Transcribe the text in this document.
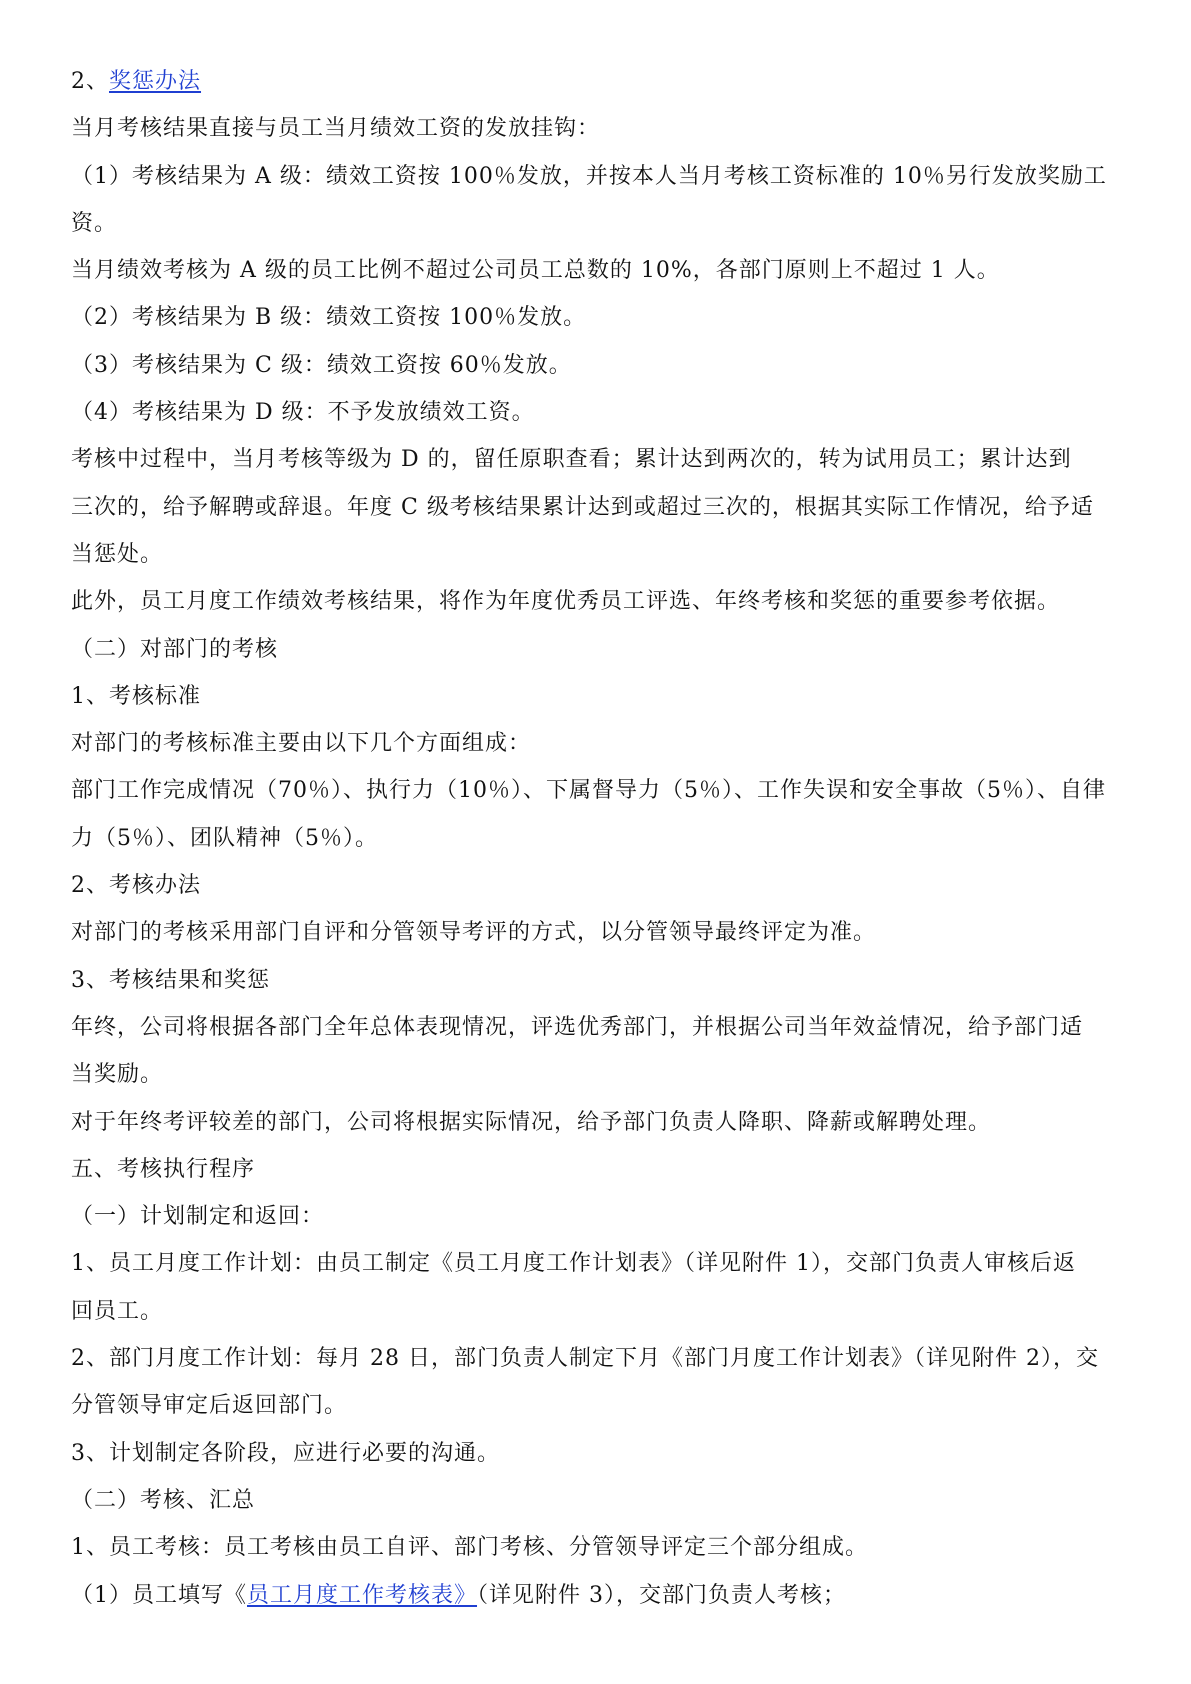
2、奖惩办法
当月考核结果直接与员工当月绩效工资的发放挂钩：
（1）考核结果为 A 级：绩效工资按 100％发放，并按本人当月考核工资标准的 10％另行发放奖励工
资。
当月绩效考核为 A 级的员工比例不超过公司员工总数的 10%，各部门原则上不超过 1 人。
（2）考核结果为 B 级：绩效工资按 100％发放。
（3）考核结果为 C 级：绩效工资按 60％发放。
（4）考核结果为 D 级：不予发放绩效工资。
考核中过程中，当月考核等级为 D 的，留任原职查看；累计达到两次的，转为试用员工；累计达到
三次的，给予解聘或辞退。年度 C 级考核结果累计达到或超过三次的，根据其实际工作情况，给予适
当惩处。
此外，员工月度工作绩效考核结果，将作为年度优秀员工评选、年终考核和奖惩的重要参考依据。
（二）对部门的考核
1、考核标准
对部门的考核标准主要由以下几个方面组成：
部门工作完成情况（70％）、执行力（10％）、下属督导力（5％）、工作失误和安全事故（5％）、自律
力（5％）、团队精神（5％）。
2、考核办法
对部门的考核采用部门自评和分管领导考评的方式，以分管领导最终评定为准。
3、考核结果和奖惩
年终，公司将根据各部门全年总体表现情况，评选优秀部门，并根据公司当年效益情况，给予部门适
当奖励。
对于年终考评较差的部门，公司将根据实际情况，给予部门负责人降职、降薪或解聘处理。
五、考核执行程序
（一）计划制定和返回：
1、员工月度工作计划：由员工制定《员工月度工作计划表》（详见附件 1），交部门负责人审核后返
回员工。
2、部门月度工作计划：每月 28 日，部门负责人制定下月《部门月度工作计划表》（详见附件 2），交
分管领导审定后返回部门。
3、计划制定各阶段，应进行必要的沟通。
（二）考核、汇总
1、员工考核：员工考核由员工自评、部门考核、分管领导评定三个部分组成。
（1）员工填写《员工月度工作考核表》（详见附件 3），交部门负责人考核；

**What you will do**
Consider the entries above and return each line with the string "考核结果为".

**Task result**
（1）考核结果为 A 级：绩效工资按 100％发放，并按本人当月考核工资标准的 10％另行发放奖励工
（2）考核结果为 B 级：绩效工资按 100％发放。
（3）考核结果为 C 级：绩效工资按 60％发放。
（4）考核结果为 D 级：不予发放绩效工资。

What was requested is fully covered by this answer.